**WHAT YOU ARE ASKED TO DO:** Write out the material exactly, without any of its pictures.

**SUPPLIED MATERIAL:**
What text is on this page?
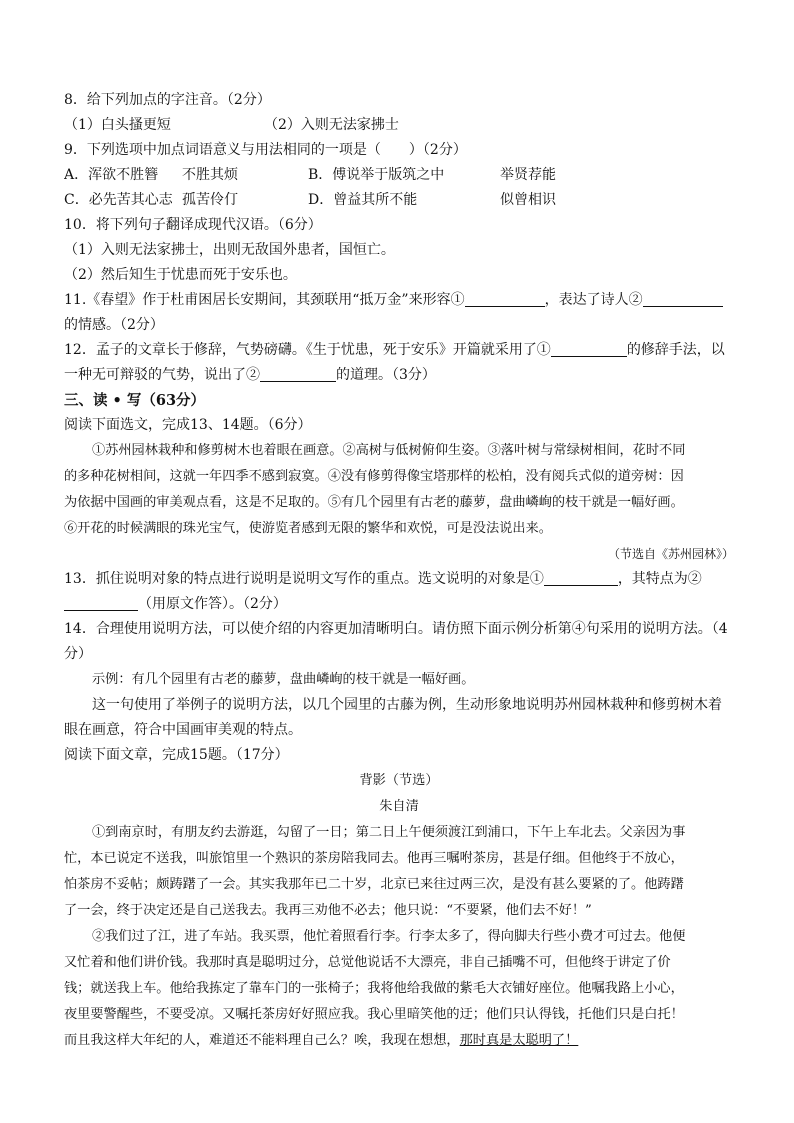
8．给下列加点的字注音。（2分）
（1）白头搔更短	（2）入则无法家拂士
9．下列选项中加点词语意义与用法相同的一项是（　　）（2分）
A．浑欲不胜簪 不胜其烦	B．傅说举于版筑之中	举贤荐能
C．必先苦其心志 孤苦伶仃	D．曾益其所不能	似曾相识
10．将下列句子翻译成现代汉语。（6分）
（1）入则无法家拂士，出则无敌国外患者，国恒亡。
（2）然后知生于忧患而死于安乐也。
11.《春望》作于杜甫困居长安期间，其颈联用“抵万金”来形容①	，表达了诗人②
的情感。（2分）
12．孟子的文章长于修辞，气势磅礴。《生于忧患，死于安乐》开篇就采用了①	的修辞手法，以
一种无可辩驳的气势，说出了②	的道理。（3分）
三、读 • 写（63分）
阅读下面选文，完成13、14题。（6分）
①苏州园林栽种和修剪树木也着眼在画意。②高树与低树俯仰生姿。③落叶树与常绿树相间，花时不同
的多种花树相间，这就一年四季不感到寂寞。④没有修剪得像宝塔那样的松柏，没有阅兵式似的道旁树：因
为依据中国画的审美观点看，这是不足取的。⑤有几个园里有古老的藤萝，盘曲嶙峋的枝干就是一幅好画。
⑥开花的时候满眼的珠光宝气，使游览者感到无限的繁华和欢悦，可是没法说出来。
（节选自《苏州园林》）
13．抓住说明对象的特点进行说明是说明文写作的重点。选文说明的对象是①	，其特点为②
（用原文作答）。（2分）
14．合理使用说明方法，可以使介绍的内容更加清晰明白。请仿照下面示例分析第④句采用的说明方法。（4
分）
示例：有几个园里有古老的藤萝，盘曲嶙峋的枝干就是一幅好画。
这一句使用了举例子的说明方法，以几个园里的古藤为例，生动形象地说明苏州园林栽种和修剪树木着
眼在画意，符合中国画审美观的特点。
阅读下面文章，完成15题。（17分）
背影（节选）
朱自清
①到南京时，有朋友约去游逛，勾留了一日；第二日上午便须渡江到浦口，下午上车北去。父亲因为事
忙，本已说定不送我，叫旅馆里一个熟识的茶房陪我同去。他再三嘱咐茶房，甚是仔细。但他终于不放心，
怕茶房不妥帖；颇踌躇了一会。其实我那年已二十岁，北京已来往过两三次，是没有甚么要紧的了。他踌躇
了一会，终于决定还是自己送我去。我再三劝他不必去；他只说：“不要紧，他们去不好！”
②我们过了江，进了车站。我买票，他忙着照看行李。行李太多了，得向脚夫行些小费才可过去。他便
又忙着和他们讲价钱。我那时真是聪明过分，总觉他说话不大漂亮，非自己插嘴不可，但他终于讲定了价
钱；就送我上车。他给我拣定了靠车门的一张椅子；我将他给我做的紫毛大衣铺好座位。他嘱我路上小心，
夜里要警醒些，不要受凉。又嘱托茶房好好照应我。我心里暗笑他的迂；他们只认得钱，托他们只是白托！
而且我这样大年纪的人，难道还不能料理自己么？唉，我现在想想，那时真是太聪明了！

**CORRECT OUTPUT:**
What text is on this page?
8．给下列加点的字注音。（2分）
（1）白头搔更短	（2）入则无法家拂士
9．下列选项中加点词语意义与用法相同的一项是（　　）（2分）
A．浑欲不胜簪 不胜其烦	B．傅说举于版筑之中	举贤荐能
C．必先苦其心志 孤苦伶仃	D．曾益其所不能	似曾相识
10．将下列句子翻译成现代汉语。（6分）
（1）入则无法家拂士，出则无敌国外患者，国恒亡。
（2）然后知生于忧患而死于安乐也。
11.《春望》作于杜甫困居长安期间，其颈联用“抵万金”来形容①	，表达了诗人②
的情感。（2分）
12．孟子的文章长于修辞，气势磅礴。《生于忧患，死于安乐》开篇就采用了①	的修辞手法，以
一种无可辩驳的气势，说出了②	的道理。（3分）
三、读 • 写（63分）
阅读下面选文，完成13、14题。（6分）
①苏州园林栽种和修剪树木也着眼在画意。②高树与低树俯仰生姿。③落叶树与常绿树相间，花时不同
的多种花树相间，这就一年四季不感到寂寞。④没有修剪得像宝塔那样的松柏，没有阅兵式似的道旁树：因
为依据中国画的审美观点看，这是不足取的。⑤有几个园里有古老的藤萝，盘曲嶙峋的枝干就是一幅好画。
⑥开花的时候满眼的珠光宝气，使游览者感到无限的繁华和欢悦，可是没法说出来。
（节选自《苏州园林》）
13．抓住说明对象的特点进行说明是说明文写作的重点。选文说明的对象是①	，其特点为②
（用原文作答）。（2分）
14．合理使用说明方法，可以使介绍的内容更加清晰明白。请仿照下面示例分析第④句采用的说明方法。（4
分）
示例：有几个园里有古老的藤萝，盘曲嶙峋的枝干就是一幅好画。
这一句使用了举例子的说明方法，以几个园里的古藤为例，生动形象地说明苏州园林栽种和修剪树木着
眼在画意，符合中国画审美观的特点。
阅读下面文章，完成15题。（17分）
背影（节选）
朱自清
①到南京时，有朋友约去游逛，勾留了一日；第二日上午便须渡江到浦口，下午上车北去。父亲因为事
忙，本已说定不送我，叫旅馆里一个熟识的茶房陪我同去。他再三嘱咐茶房，甚是仔细。但他终于不放心，
怕茶房不妥帖；颇踌躇了一会。其实我那年已二十岁，北京已来往过两三次，是没有甚么要紧的了。他踌躇
了一会，终于决定还是自己送我去。我再三劝他不必去；他只说：“不要紧，他们去不好！”
②我们过了江，进了车站。我买票，他忙着照看行李。行李太多了，得向脚夫行些小费才可过去。他便
又忙着和他们讲价钱。我那时真是聪明过分，总觉他说话不大漂亮，非自己插嘴不可，但他终于讲定了价
钱；就送我上车。他给我拣定了靠车门的一张椅子；我将他给我做的紫毛大衣铺好座位。他嘱我路上小心，
夜里要警醒些，不要受凉。又嘱托茶房好好照应我。我心里暗笑他的迂；他们只认得钱，托他们只是白托！
而且我这样大年纪的人，难道还不能料理自己么？唉，我现在想想，那时真是太聪明了！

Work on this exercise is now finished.